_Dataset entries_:
-------------------------

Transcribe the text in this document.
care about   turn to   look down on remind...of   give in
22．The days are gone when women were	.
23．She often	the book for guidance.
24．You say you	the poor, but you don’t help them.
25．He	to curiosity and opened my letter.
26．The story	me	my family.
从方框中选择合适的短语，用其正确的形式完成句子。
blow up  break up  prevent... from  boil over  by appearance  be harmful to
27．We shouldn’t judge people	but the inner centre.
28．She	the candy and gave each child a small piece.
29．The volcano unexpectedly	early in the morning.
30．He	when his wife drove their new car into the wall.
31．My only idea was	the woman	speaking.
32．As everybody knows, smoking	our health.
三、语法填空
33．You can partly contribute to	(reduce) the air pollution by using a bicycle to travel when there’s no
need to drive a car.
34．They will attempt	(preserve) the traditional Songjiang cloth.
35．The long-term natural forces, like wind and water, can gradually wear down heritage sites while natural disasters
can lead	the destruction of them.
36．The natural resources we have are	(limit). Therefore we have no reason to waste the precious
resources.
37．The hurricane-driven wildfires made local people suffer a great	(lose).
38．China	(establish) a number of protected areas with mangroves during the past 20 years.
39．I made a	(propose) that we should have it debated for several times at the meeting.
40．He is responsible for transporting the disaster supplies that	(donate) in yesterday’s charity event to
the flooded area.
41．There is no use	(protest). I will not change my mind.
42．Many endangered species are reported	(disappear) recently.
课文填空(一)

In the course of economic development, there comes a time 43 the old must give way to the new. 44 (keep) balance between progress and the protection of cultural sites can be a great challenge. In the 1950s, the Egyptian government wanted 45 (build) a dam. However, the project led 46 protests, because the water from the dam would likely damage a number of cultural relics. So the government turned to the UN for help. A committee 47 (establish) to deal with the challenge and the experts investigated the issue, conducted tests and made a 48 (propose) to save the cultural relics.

-------------------------

Find every line in the entries that includes the word "natural", then state how many there are and nothing else.

_EXPECTED ANSWER_: 2